WORK TO BE COMPLETED:
Below are the records; pull every line that includes "value".

* BEGIN PROVIDED DATA *

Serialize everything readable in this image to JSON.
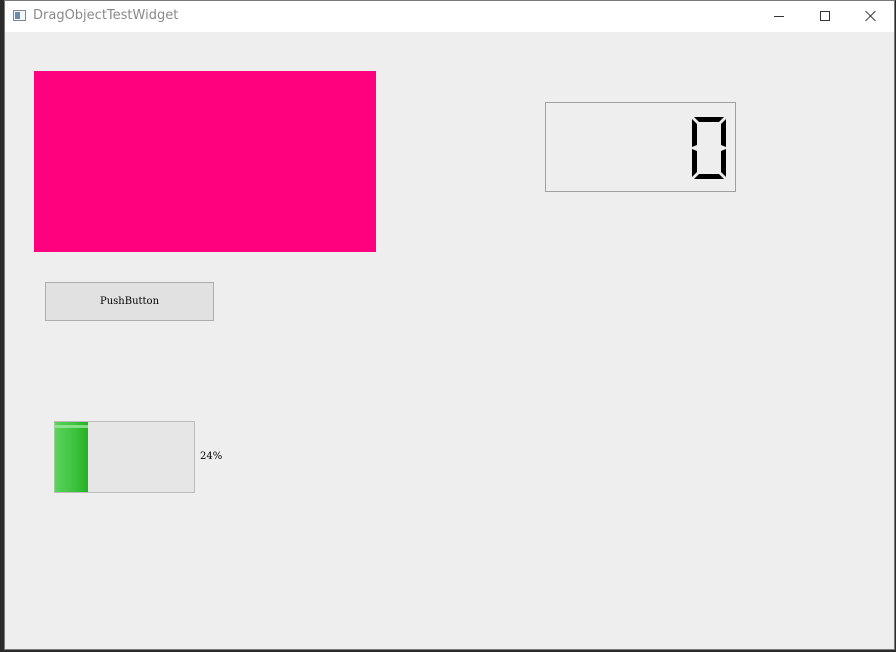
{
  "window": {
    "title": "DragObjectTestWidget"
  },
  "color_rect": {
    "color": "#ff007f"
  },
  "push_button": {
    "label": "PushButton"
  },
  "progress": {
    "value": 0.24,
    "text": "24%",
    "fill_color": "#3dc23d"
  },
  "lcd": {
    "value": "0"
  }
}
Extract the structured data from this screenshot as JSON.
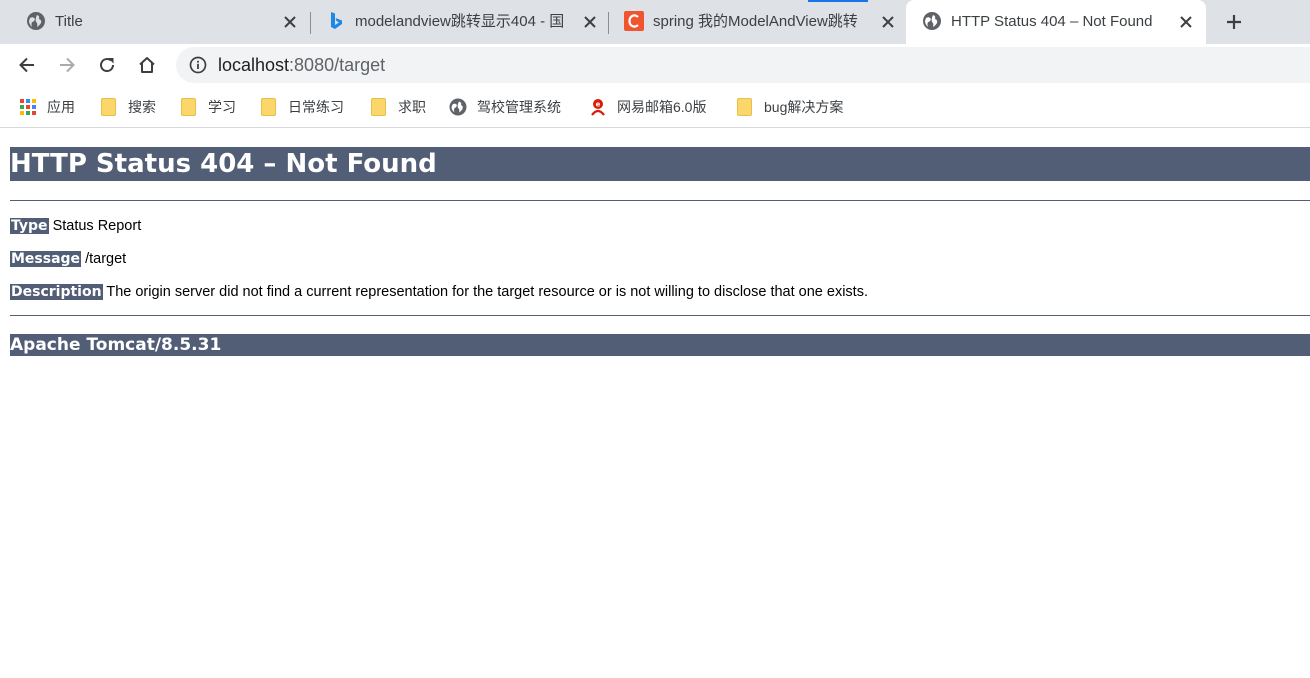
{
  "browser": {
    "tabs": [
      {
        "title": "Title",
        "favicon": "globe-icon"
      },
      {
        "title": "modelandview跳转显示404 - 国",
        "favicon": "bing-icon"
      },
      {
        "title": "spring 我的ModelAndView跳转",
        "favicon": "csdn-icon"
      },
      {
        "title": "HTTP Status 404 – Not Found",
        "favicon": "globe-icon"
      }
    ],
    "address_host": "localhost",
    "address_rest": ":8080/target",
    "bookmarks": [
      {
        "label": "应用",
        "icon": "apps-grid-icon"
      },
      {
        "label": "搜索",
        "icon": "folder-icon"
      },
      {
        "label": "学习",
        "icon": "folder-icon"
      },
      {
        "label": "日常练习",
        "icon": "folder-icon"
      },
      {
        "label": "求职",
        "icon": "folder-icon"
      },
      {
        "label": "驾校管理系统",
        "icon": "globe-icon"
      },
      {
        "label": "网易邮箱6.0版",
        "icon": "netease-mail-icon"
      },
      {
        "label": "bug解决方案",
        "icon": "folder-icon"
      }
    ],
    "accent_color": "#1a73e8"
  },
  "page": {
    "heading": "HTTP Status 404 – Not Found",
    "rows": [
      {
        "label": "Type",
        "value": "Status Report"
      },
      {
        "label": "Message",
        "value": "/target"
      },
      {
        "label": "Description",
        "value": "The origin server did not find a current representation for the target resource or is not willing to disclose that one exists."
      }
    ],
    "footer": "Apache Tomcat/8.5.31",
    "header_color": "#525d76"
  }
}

* END PROVIDED DATA *

FINAL RESULT:
    "value": 0.24,
    "value": "0"
        "value": "Status Report"
        "value": "/target"
        "value": "The origin server did not find a current representation for the target resource or is not willing to disclose that one exists."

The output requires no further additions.